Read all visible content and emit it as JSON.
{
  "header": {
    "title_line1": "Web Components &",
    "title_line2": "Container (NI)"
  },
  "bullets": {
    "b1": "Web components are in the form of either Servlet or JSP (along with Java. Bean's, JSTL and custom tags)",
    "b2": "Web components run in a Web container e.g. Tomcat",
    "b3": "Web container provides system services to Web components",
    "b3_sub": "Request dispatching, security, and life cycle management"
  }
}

■ ■ ■ ■ ■ ■ ■

Extract the full listing and reproduce each line exactly.

Read all visible content and emit it as JSON.
{
  "header": {
    "title_line1": "Web Components &",
    "title_line2": "Container (NI)"
  },
  "bullets": {
    "b1": "Web components are in the form of either Servlet or JSP (along with Java. Bean's, JSTL and custom tags)",
    "b2": "Web components run in a Web container e.g. Tomcat",
    "b3": "Web container provides system services to Web components",
    "b3_sub": "Request dispatching, security, and life cycle management"
  }
}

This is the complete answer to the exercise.